**WORK TO COMPLETE**
Copy the data below exactly, omitting any picture it contains.

**PROVIDED DATA**
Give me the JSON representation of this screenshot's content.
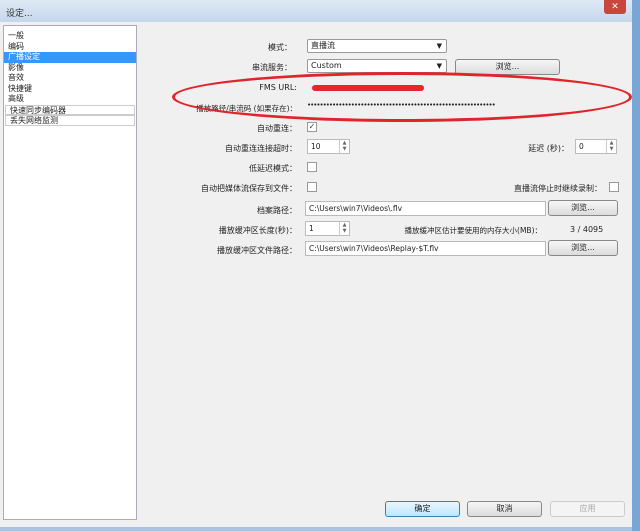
{
  "window": {
    "title": "设定...",
    "close": "✕"
  },
  "sidebar": {
    "items": [
      {
        "label": "一般"
      },
      {
        "label": "编码"
      },
      {
        "label": "广播设定",
        "selected": true
      },
      {
        "label": "影像"
      },
      {
        "label": "音效"
      },
      {
        "label": "快捷键"
      },
      {
        "label": "高级"
      },
      {
        "label": "快速同步编码器"
      },
      {
        "label": "丢失网络监测"
      }
    ]
  },
  "form": {
    "mode_label": "模式：",
    "mode_value": "直播流",
    "service_label": "串流服务：",
    "service_value": "Custom",
    "service_browse": "浏览...",
    "fms_label": "FMS URL:",
    "key_label": "播放路径/串流码 (如果存在)：",
    "key_value": "••••••••••••••••••••••••••••••••••••••••••••••••••••••••••••",
    "autoreconnect_label": "自动重连：",
    "autoreconnect_checked": true,
    "timeout_label": "自动重连连接超时：",
    "timeout_value": "10",
    "delay_label": "延迟 (秒)：",
    "delay_value": "0",
    "lowlatency_label": "低延迟模式：",
    "autosave_label": "自动把媒体流保存到文件：",
    "keeprecord_label": "直播流停止时继续录制：",
    "filepath_label": "档案路径：",
    "filepath_value": "C:\\Users\\win7\\Videos\\.flv",
    "filepath_browse": "浏览...",
    "buffer_label": "播放缓冲区长度(秒)：",
    "buffer_value": "1",
    "memory_label": "播放缓冲区估计要使用的内存大小(MB)：",
    "memory_value": "3 / 4095",
    "replay_label": "播放缓冲区文件路径：",
    "replay_value": "C:\\Users\\win7\\Videos\\Replay-$T.flv",
    "replay_browse": "浏览..."
  },
  "footer": {
    "ok": "确定",
    "cancel": "取消",
    "apply": "应用"
  }
}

**ANSWER TO THE TASK**
Give me the JSON representation of this screenshot's content.
{
  "window": {
    "title": "设定...",
    "close": "✕"
  },
  "sidebar": {
    "items": [
      {
        "label": "一般"
      },
      {
        "label": "编码"
      },
      {
        "label": "广播设定",
        "selected": true
      },
      {
        "label": "影像"
      },
      {
        "label": "音效"
      },
      {
        "label": "快捷键"
      },
      {
        "label": "高级"
      },
      {
        "label": "快速同步编码器"
      },
      {
        "label": "丢失网络监测"
      }
    ]
  },
  "form": {
    "mode_label": "模式：",
    "mode_value": "直播流",
    "service_label": "串流服务：",
    "service_value": "Custom",
    "service_browse": "浏览...",
    "fms_label": "FMS URL:",
    "key_label": "播放路径/串流码 (如果存在)：",
    "key_value": "••••••••••••••••••••••••••••••••••••••••••••••••••••••••••••",
    "autoreconnect_label": "自动重连：",
    "autoreconnect_checked": true,
    "timeout_label": "自动重连连接超时：",
    "timeout_value": "10",
    "delay_label": "延迟 (秒)：",
    "delay_value": "0",
    "lowlatency_label": "低延迟模式：",
    "autosave_label": "自动把媒体流保存到文件：",
    "keeprecord_label": "直播流停止时继续录制：",
    "filepath_label": "档案路径：",
    "filepath_value": "C:\\Users\\win7\\Videos\\.flv",
    "filepath_browse": "浏览...",
    "buffer_label": "播放缓冲区长度(秒)：",
    "buffer_value": "1",
    "memory_label": "播放缓冲区估计要使用的内存大小(MB)：",
    "memory_value": "3 / 4095",
    "replay_label": "播放缓冲区文件路径：",
    "replay_value": "C:\\Users\\win7\\Videos\\Replay-$T.flv",
    "replay_browse": "浏览..."
  },
  "footer": {
    "ok": "确定",
    "cancel": "取消",
    "apply": "应用"
  }
}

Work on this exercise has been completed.